PROBLEM DESCRIPTION: Print all entries word for word.
## Begin
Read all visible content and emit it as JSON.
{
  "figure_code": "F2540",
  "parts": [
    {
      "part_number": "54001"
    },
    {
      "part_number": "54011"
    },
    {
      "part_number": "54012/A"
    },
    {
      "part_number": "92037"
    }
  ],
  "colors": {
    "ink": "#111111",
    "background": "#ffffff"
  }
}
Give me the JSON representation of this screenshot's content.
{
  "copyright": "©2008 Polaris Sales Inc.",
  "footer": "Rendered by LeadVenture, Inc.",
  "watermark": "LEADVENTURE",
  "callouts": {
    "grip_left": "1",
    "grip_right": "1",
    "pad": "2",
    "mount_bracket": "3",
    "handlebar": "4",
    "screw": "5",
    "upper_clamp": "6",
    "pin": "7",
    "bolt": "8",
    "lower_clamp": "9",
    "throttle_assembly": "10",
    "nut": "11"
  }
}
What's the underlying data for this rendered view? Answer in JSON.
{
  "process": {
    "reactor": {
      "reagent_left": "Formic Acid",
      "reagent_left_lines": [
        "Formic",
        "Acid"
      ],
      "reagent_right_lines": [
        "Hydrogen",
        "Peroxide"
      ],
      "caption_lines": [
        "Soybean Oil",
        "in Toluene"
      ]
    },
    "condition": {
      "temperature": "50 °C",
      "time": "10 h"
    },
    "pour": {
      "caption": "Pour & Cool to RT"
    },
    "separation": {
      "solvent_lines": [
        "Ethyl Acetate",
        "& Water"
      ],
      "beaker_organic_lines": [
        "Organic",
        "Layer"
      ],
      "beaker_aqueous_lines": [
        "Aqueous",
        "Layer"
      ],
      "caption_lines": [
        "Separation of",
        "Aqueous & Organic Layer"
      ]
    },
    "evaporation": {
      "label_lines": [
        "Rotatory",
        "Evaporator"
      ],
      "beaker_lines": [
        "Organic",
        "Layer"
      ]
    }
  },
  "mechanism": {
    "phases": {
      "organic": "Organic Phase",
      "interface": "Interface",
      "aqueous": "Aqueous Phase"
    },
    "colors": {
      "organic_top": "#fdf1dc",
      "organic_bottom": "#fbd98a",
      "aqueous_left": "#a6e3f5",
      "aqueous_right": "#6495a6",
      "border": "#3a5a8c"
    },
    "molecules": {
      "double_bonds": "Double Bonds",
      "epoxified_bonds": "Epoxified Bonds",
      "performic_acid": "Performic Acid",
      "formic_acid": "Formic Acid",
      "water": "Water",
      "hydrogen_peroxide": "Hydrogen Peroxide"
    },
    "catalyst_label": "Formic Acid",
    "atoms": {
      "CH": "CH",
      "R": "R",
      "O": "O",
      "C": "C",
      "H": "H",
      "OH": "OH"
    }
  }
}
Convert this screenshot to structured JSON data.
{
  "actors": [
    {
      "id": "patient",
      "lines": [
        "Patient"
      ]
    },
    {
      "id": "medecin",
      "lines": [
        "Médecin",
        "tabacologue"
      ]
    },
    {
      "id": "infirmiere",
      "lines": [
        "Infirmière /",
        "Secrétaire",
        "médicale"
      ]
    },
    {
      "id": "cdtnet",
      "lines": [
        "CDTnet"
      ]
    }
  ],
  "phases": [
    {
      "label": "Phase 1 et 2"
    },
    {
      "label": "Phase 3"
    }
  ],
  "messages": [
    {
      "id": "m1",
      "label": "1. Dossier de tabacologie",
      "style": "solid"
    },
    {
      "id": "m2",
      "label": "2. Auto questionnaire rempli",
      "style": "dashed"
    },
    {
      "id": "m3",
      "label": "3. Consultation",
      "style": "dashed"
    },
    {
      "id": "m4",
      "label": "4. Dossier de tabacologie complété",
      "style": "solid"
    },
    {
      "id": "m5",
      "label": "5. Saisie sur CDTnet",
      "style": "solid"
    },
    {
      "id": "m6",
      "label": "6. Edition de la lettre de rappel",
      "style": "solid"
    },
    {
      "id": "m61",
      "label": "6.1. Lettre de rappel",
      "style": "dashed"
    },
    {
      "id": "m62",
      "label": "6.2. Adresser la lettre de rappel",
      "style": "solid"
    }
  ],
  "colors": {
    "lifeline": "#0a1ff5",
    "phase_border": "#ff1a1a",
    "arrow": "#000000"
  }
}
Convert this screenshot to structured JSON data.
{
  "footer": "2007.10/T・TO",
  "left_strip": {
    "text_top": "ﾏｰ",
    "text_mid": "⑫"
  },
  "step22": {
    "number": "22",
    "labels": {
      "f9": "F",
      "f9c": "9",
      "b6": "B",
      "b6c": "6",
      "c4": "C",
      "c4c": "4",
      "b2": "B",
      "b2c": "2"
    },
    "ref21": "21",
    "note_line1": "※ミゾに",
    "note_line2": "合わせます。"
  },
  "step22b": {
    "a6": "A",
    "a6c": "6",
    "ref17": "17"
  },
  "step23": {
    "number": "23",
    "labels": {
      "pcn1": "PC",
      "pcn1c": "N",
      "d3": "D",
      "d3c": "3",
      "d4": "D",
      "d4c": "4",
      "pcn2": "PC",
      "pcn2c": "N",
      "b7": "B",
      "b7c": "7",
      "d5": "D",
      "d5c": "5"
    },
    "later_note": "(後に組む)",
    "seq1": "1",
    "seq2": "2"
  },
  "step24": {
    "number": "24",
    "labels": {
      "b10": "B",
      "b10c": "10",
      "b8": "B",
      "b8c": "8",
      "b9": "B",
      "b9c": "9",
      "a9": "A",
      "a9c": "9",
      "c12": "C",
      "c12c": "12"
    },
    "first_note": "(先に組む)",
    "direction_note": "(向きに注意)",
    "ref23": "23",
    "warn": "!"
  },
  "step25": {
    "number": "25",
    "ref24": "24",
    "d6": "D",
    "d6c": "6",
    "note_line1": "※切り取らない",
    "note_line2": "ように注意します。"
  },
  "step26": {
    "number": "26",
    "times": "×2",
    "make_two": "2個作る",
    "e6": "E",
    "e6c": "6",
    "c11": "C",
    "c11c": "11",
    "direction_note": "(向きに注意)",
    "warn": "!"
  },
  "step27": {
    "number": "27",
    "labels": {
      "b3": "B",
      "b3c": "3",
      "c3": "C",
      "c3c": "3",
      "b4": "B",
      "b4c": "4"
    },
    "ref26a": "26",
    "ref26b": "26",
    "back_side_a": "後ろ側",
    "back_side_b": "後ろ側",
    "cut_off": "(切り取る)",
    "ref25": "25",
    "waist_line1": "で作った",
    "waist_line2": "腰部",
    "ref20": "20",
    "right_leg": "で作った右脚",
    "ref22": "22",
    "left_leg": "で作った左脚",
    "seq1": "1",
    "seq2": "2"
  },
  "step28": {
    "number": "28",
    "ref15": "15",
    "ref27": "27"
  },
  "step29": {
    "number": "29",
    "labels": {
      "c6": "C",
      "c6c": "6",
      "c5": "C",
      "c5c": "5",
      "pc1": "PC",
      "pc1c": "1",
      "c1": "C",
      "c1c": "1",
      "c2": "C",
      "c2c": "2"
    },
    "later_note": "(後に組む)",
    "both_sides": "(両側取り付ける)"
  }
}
## End
FINISHED EXERCISE:
Read all visible content and emit it as JSON.
{
  "figure_code": "F2540",
  "parts": [
    {
      "part_number": "54001"
    },
    {
      "part_number": "54011"
    },
    {
      "part_number": "54012/A"
    },
    {
      "part_number": "92037"
    }
  ],
  "colors": {
    "ink": "#111111",
    "background": "#ffffff"
  }
}
Give me the JSON representation of this screenshot's content.
{
  "copyright": "©2008 Polaris Sales Inc.",
  "footer": "Rendered by LeadVenture, Inc.",
  "watermark": "LEADVENTURE",
  "callouts": {
    "grip_left": "1",
    "grip_right": "1",
    "pad": "2",
    "mount_bracket": "3",
    "handlebar": "4",
    "screw": "5",
    "upper_clamp": "6",
    "pin": "7",
    "bolt": "8",
    "lower_clamp": "9",
    "throttle_assembly": "10",
    "nut": "11"
  }
}
What's the underlying data for this rendered view? Answer in JSON.
{
  "process": {
    "reactor": {
      "reagent_left": "Formic Acid",
      "reagent_left_lines": [
        "Formic",
        "Acid"
      ],
      "reagent_right_lines": [
        "Hydrogen",
        "Peroxide"
      ],
      "caption_lines": [
        "Soybean Oil",
        "in Toluene"
      ]
    },
    "condition": {
      "temperature": "50 °C",
      "time": "10 h"
    },
    "pour": {
      "caption": "Pour & Cool to RT"
    },
    "separation": {
      "solvent_lines": [
        "Ethyl Acetate",
        "& Water"
      ],
      "beaker_organic_lines": [
        "Organic",
        "Layer"
      ],
      "beaker_aqueous_lines": [
        "Aqueous",
        "Layer"
      ],
      "caption_lines": [
        "Separation of",
        "Aqueous & Organic Layer"
      ]
    },
    "evaporation": {
      "label_lines": [
        "Rotatory",
        "Evaporator"
      ],
      "beaker_lines": [
        "Organic",
        "Layer"
      ]
    }
  },
  "mechanism": {
    "phases": {
      "organic": "Organic Phase",
      "interface": "Interface",
      "aqueous": "Aqueous Phase"
    },
    "colors": {
      "organic_top": "#fdf1dc",
      "organic_bottom": "#fbd98a",
      "aqueous_left": "#a6e3f5",
      "aqueous_right": "#6495a6",
      "border": "#3a5a8c"
    },
    "molecules": {
      "double_bonds": "Double Bonds",
      "epoxified_bonds": "Epoxified Bonds",
      "performic_acid": "Performic Acid",
      "formic_acid": "Formic Acid",
      "water": "Water",
      "hydrogen_peroxide": "Hydrogen Peroxide"
    },
    "catalyst_label": "Formic Acid",
    "atoms": {
      "CH": "CH",
      "R": "R",
      "O": "O",
      "C": "C",
      "H": "H",
      "OH": "OH"
    }
  }
}
Convert this screenshot to structured JSON data.
{
  "actors": [
    {
      "id": "patient",
      "lines": [
        "Patient"
      ]
    },
    {
      "id": "medecin",
      "lines": [
        "Médecin",
        "tabacologue"
      ]
    },
    {
      "id": "infirmiere",
      "lines": [
        "Infirmière /",
        "Secrétaire",
        "médicale"
      ]
    },
    {
      "id": "cdtnet",
      "lines": [
        "CDTnet"
      ]
    }
  ],
  "phases": [
    {
      "label": "Phase 1 et 2"
    },
    {
      "label": "Phase 3"
    }
  ],
  "messages": [
    {
      "id": "m1",
      "label": "1. Dossier de tabacologie",
      "style": "solid"
    },
    {
      "id": "m2",
      "label": "2. Auto questionnaire rempli",
      "style": "dashed"
    },
    {
      "id": "m3",
      "label": "3. Consultation",
      "style": "dashed"
    },
    {
      "id": "m4",
      "label": "4. Dossier de tabacologie complété",
      "style": "solid"
    },
    {
      "id": "m5",
      "label": "5. Saisie sur CDTnet",
      "style": "solid"
    },
    {
      "id": "m6",
      "label": "6. Edition de la lettre de rappel",
      "style": "solid"
    },
    {
      "id": "m61",
      "label": "6.1. Lettre de rappel",
      "style": "dashed"
    },
    {
      "id": "m62",
      "label": "6.2. Adresser la lettre de rappel",
      "style": "solid"
    }
  ],
  "colors": {
    "lifeline": "#0a1ff5",
    "phase_border": "#ff1a1a",
    "arrow": "#000000"
  }
}
Convert this screenshot to structured JSON data.
{
  "footer": "2007.10/T・TO",
  "left_strip": {
    "text_top": "ﾏｰ",
    "text_mid": "⑫"
  },
  "step22": {
    "number": "22",
    "labels": {
      "f9": "F",
      "f9c": "9",
      "b6": "B",
      "b6c": "6",
      "c4": "C",
      "c4c": "4",
      "b2": "B",
      "b2c": "2"
    },
    "ref21": "21",
    "note_line1": "※ミゾに",
    "note_line2": "合わせます。"
  },
  "step22b": {
    "a6": "A",
    "a6c": "6",
    "ref17": "17"
  },
  "step23": {
    "number": "23",
    "labels": {
      "pcn1": "PC",
      "pcn1c": "N",
      "d3": "D",
      "d3c": "3",
      "d4": "D",
      "d4c": "4",
      "pcn2": "PC",
      "pcn2c": "N",
      "b7": "B",
      "b7c": "7",
      "d5": "D",
      "d5c": "5"
    },
    "later_note": "(後に組む)",
    "seq1": "1",
    "seq2": "2"
  },
  "step24": {
    "number": "24",
    "labels": {
      "b10": "B",
      "b10c": "10",
      "b8": "B",
      "b8c": "8",
      "b9": "B",
      "b9c": "9",
      "a9": "A",
      "a9c": "9",
      "c12": "C",
      "c12c": "12"
    },
    "first_note": "(先に組む)",
    "direction_note": "(向きに注意)",
    "ref23": "23",
    "warn": "!"
  },
  "step25": {
    "number": "25",
    "ref24": "24",
    "d6": "D",
    "d6c": "6",
    "note_line1": "※切り取らない",
    "note_line2": "ように注意します。"
  },
  "step26": {
    "number": "26",
    "times": "×2",
    "make_two": "2個作る",
    "e6": "E",
    "e6c": "6",
    "c11": "C",
    "c11c": "11",
    "direction_note": "(向きに注意)",
    "warn": "!"
  },
  "step27": {
    "number": "27",
    "labels": {
      "b3": "B",
      "b3c": "3",
      "c3": "C",
      "c3c": "3",
      "b4": "B",
      "b4c": "4"
    },
    "ref26a": "26",
    "ref26b": "26",
    "back_side_a": "後ろ側",
    "back_side_b": "後ろ側",
    "cut_off": "(切り取る)",
    "ref25": "25",
    "waist_line1": "で作った",
    "waist_line2": "腰部",
    "ref20": "20",
    "right_leg": "で作った右脚",
    "ref22": "22",
    "left_leg": "で作った左脚",
    "seq1": "1",
    "seq2": "2"
  },
  "step28": {
    "number": "28",
    "ref15": "15",
    "ref27": "27"
  },
  "step29": {
    "number": "29",
    "labels": {
      "c6": "C",
      "c6c": "6",
      "c5": "C",
      "c5c": "5",
      "pc1": "PC",
      "pc1c": "1",
      "c1": "C",
      "c1c": "1",
      "c2": "C",
      "c2c": "2"
    },
    "later_note": "(後に組む)",
    "both_sides": "(両側取り付ける)"
  }
}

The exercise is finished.